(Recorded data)

####

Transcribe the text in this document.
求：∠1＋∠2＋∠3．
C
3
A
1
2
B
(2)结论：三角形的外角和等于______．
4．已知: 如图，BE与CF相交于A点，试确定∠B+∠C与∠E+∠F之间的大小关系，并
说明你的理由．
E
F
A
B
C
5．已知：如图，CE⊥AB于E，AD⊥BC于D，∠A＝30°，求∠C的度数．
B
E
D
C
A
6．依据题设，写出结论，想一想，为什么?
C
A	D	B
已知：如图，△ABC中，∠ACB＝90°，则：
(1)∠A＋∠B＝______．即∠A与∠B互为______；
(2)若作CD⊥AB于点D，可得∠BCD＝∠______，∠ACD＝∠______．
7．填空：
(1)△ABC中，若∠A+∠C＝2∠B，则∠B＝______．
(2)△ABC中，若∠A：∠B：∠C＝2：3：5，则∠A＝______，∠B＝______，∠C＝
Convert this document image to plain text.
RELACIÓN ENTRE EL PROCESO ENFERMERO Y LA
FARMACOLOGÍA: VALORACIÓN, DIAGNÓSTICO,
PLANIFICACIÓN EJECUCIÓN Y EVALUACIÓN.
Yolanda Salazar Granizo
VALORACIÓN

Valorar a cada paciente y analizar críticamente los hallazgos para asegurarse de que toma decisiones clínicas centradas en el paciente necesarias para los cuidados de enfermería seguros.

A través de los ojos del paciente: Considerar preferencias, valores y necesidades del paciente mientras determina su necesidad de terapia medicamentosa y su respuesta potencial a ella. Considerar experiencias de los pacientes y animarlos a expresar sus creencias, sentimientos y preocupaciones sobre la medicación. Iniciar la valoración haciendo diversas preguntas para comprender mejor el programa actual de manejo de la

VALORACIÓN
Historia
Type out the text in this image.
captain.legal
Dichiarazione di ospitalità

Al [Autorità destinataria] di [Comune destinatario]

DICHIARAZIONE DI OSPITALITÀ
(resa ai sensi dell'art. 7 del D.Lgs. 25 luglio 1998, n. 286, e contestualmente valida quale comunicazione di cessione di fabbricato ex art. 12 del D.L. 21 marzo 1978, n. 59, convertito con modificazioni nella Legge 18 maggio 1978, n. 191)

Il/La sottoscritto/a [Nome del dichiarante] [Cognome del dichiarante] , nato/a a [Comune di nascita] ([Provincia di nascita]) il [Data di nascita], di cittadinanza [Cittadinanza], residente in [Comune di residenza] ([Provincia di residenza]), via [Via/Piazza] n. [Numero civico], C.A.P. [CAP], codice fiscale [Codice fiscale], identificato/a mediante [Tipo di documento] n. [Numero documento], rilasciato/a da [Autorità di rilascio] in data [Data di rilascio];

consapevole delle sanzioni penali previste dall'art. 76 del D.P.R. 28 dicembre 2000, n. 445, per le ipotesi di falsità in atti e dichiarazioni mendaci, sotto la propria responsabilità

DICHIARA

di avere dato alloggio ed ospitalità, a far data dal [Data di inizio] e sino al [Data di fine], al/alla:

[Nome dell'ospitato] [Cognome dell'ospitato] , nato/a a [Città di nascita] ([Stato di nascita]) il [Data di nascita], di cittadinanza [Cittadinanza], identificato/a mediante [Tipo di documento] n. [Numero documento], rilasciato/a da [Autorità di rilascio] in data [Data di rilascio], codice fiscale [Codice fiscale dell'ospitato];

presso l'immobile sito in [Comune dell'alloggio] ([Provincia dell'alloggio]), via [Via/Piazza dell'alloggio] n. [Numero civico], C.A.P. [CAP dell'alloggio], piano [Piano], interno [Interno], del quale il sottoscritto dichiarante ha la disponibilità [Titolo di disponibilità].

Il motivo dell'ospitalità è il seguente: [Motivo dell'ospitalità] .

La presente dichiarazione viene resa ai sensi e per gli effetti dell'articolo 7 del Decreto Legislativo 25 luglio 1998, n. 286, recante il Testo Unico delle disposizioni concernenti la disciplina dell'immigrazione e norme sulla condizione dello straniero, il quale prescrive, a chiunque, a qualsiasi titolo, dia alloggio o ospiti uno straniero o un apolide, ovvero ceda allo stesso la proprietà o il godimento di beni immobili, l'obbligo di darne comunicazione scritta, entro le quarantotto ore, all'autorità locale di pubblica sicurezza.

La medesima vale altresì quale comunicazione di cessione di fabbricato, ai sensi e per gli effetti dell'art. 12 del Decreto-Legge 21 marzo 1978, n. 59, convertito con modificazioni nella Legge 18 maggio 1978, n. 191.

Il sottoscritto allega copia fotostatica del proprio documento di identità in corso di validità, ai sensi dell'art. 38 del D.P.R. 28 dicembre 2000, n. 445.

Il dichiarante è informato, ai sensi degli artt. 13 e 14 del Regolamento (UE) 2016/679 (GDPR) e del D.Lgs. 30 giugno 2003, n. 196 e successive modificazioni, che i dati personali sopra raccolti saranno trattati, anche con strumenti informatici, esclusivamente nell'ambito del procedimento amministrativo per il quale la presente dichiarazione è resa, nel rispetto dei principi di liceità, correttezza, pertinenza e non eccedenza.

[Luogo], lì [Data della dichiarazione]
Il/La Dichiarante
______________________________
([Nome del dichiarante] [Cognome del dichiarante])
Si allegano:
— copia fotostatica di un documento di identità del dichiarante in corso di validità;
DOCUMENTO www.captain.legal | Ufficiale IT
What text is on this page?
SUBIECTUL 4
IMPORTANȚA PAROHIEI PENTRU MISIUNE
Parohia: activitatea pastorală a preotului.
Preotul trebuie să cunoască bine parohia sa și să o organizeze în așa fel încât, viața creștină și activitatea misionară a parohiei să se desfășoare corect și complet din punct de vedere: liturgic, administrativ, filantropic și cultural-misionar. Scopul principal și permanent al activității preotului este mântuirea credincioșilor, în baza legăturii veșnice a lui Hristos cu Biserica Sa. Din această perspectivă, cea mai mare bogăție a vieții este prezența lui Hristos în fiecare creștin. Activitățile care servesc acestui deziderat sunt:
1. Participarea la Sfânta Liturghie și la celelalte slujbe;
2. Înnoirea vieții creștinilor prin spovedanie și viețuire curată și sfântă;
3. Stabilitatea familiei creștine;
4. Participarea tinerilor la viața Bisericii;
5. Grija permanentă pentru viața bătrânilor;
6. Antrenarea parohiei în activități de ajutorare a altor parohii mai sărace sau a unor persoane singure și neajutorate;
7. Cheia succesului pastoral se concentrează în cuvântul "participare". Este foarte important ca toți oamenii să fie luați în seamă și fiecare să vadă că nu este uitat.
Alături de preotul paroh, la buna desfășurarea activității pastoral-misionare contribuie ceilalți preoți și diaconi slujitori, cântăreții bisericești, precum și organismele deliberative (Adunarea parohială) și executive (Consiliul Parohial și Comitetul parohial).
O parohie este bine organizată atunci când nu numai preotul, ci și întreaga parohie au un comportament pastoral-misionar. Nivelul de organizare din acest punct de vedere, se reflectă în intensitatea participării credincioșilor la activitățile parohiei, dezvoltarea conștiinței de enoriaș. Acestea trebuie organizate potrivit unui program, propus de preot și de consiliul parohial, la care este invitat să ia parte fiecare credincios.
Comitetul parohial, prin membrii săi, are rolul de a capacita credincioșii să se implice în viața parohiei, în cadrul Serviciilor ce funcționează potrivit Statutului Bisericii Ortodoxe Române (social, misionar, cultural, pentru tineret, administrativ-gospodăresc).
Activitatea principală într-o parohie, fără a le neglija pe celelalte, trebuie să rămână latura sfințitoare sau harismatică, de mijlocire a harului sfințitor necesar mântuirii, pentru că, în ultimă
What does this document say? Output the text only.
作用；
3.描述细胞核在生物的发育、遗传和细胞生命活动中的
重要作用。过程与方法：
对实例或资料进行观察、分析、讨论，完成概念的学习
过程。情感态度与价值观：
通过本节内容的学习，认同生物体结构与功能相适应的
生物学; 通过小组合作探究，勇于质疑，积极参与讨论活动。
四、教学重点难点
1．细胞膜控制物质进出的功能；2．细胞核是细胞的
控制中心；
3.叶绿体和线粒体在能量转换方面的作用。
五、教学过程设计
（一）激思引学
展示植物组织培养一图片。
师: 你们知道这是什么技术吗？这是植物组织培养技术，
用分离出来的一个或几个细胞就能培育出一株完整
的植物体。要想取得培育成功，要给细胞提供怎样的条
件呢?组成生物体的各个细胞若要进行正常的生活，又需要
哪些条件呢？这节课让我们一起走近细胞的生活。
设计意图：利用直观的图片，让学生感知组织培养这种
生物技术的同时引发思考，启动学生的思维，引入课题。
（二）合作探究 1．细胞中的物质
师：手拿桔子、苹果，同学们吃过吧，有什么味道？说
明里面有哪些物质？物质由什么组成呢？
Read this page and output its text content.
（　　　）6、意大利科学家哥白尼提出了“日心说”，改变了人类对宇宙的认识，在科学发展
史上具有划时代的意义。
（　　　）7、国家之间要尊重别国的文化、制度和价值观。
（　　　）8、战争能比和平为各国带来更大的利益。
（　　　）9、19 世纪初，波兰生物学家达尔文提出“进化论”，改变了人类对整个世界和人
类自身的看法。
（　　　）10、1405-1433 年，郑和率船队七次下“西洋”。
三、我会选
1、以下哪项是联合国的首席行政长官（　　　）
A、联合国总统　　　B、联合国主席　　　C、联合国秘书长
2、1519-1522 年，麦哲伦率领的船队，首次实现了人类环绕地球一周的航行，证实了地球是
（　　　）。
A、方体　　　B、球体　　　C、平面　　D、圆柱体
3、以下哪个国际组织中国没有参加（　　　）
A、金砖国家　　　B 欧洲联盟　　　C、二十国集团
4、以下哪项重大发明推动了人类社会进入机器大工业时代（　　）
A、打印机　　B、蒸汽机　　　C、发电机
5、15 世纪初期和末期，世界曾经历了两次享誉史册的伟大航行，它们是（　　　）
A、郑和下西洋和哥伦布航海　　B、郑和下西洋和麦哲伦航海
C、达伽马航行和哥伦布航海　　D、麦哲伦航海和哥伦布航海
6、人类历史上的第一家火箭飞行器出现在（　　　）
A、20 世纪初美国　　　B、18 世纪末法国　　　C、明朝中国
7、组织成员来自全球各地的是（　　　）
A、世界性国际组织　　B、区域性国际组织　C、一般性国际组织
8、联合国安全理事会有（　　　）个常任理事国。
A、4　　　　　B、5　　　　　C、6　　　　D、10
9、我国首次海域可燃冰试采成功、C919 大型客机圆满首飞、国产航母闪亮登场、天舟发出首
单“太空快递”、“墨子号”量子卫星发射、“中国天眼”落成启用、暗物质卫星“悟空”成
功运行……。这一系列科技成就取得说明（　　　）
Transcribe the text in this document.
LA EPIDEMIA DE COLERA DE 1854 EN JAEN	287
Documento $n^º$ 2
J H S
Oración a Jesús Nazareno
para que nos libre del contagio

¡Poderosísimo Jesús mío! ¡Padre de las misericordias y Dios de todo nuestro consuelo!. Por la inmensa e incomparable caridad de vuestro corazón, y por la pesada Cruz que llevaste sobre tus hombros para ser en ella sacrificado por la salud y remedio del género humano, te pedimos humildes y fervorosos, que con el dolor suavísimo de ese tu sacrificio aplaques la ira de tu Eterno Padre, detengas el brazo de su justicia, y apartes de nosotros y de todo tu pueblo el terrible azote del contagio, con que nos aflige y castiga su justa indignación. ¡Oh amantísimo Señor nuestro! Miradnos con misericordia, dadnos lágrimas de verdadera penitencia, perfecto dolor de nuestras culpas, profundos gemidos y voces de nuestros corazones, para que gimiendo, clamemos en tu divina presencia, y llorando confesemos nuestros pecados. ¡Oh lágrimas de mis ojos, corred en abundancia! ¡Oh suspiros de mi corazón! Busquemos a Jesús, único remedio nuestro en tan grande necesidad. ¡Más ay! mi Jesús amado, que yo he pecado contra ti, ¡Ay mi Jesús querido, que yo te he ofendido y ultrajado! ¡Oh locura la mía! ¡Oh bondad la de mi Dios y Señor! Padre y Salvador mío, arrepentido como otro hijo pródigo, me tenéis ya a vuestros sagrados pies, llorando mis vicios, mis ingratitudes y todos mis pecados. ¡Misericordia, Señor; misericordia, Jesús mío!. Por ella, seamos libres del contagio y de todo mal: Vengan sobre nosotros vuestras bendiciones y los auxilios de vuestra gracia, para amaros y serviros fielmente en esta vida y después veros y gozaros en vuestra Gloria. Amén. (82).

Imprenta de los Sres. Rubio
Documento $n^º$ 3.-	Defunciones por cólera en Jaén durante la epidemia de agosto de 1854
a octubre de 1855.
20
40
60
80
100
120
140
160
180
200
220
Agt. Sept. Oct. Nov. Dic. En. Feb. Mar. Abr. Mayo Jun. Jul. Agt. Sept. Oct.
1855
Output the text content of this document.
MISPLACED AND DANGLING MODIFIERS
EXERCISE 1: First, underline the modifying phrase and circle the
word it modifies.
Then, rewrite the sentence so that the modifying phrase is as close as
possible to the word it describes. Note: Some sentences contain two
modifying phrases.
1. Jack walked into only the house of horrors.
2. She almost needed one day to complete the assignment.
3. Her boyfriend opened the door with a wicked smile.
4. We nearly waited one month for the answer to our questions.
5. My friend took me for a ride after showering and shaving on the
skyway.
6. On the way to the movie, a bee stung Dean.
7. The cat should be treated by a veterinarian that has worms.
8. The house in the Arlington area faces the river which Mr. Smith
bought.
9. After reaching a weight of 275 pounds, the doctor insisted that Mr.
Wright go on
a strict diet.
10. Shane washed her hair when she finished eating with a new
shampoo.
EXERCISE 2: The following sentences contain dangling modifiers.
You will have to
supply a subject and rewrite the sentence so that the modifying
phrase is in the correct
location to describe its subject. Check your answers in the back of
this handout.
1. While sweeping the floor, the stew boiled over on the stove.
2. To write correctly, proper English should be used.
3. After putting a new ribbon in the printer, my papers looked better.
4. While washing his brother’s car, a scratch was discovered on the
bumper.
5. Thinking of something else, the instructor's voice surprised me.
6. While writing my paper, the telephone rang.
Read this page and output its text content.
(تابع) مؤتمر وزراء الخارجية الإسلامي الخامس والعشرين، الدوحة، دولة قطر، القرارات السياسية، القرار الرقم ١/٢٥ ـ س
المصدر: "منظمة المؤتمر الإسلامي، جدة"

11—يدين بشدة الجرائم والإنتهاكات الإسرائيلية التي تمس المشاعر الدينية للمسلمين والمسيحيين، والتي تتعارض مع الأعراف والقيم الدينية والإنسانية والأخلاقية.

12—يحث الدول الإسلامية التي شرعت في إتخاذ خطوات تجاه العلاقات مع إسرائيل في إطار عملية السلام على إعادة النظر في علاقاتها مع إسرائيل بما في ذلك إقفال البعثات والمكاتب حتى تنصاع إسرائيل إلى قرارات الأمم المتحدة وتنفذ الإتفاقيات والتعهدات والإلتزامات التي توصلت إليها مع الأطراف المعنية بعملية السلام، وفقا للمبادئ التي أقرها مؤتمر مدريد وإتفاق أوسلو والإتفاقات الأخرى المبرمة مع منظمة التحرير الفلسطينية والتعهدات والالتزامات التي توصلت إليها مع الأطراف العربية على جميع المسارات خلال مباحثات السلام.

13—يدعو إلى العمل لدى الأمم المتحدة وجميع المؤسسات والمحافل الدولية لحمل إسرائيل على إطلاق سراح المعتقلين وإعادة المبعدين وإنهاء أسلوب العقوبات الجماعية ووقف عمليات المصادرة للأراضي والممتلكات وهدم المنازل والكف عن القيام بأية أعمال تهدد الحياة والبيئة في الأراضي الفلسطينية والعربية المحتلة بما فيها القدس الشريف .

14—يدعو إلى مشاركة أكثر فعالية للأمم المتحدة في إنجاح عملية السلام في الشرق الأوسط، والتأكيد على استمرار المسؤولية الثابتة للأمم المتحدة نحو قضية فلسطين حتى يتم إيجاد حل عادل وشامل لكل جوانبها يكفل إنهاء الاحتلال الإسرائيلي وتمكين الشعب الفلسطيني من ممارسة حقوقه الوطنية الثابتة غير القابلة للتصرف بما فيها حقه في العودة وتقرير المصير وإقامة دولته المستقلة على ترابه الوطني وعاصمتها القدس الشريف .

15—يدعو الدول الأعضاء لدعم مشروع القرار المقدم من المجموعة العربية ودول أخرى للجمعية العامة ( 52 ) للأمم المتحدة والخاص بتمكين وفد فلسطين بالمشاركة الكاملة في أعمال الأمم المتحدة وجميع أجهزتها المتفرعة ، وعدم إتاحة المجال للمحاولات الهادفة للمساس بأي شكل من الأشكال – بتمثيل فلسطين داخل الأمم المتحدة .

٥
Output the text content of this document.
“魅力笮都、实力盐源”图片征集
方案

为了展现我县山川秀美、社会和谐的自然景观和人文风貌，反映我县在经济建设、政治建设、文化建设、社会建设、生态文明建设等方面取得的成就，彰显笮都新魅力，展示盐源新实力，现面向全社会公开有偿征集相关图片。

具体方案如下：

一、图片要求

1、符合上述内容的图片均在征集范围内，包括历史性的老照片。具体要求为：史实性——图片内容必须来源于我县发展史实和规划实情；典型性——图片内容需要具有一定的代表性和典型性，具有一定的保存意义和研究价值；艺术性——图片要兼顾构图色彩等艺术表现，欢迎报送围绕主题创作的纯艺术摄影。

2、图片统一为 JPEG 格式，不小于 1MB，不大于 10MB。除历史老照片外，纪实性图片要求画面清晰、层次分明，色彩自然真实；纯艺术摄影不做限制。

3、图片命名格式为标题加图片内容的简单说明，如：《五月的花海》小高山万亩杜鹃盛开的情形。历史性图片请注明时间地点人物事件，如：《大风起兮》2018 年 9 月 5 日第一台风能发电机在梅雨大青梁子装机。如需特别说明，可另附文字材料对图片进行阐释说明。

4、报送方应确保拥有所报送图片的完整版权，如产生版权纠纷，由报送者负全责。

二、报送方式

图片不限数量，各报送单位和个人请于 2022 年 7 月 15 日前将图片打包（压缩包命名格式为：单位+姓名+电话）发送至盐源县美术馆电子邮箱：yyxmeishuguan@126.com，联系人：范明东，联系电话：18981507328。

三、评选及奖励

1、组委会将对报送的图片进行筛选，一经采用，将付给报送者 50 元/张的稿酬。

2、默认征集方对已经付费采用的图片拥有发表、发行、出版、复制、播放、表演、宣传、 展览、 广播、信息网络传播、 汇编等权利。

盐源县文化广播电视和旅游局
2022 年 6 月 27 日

####

Copy every line above that holds the word "credincioșilor".

Complete response
Preotul trebuie să cunoască bine parohia sa și să o organizeze în așa fel încât, viața creștină și activitatea misionară a parohiei să se desfășoare corect și complet din punct de vedere: liturgic, administrativ, filantropic și cultural-misionar. Scopul principal și permanent al activității preotului este mântuirea credincioșilor, în baza legăturii veșnice a lui Hristos cu Biserica Sa. Din această perspectivă, cea mai mare bogăție a vieții este prezența lui Hristos în fiecare creștin. Activitățile care servesc acestui deziderat sunt:
O parohie este bine organizată atunci când nu numai preotul, ci și întreaga parohie au un comportament pastoral-misionar. Nivelul de organizare din acest punct de vedere, se reflectă în intensitatea participării credincioșilor la activitățile parohiei, dezvoltarea conștiinței de enoriaș. Acestea trebuie organizate potrivit unui program, propus de preot și de consiliul parohial, la care este invitat să ia parte fiecare credincios.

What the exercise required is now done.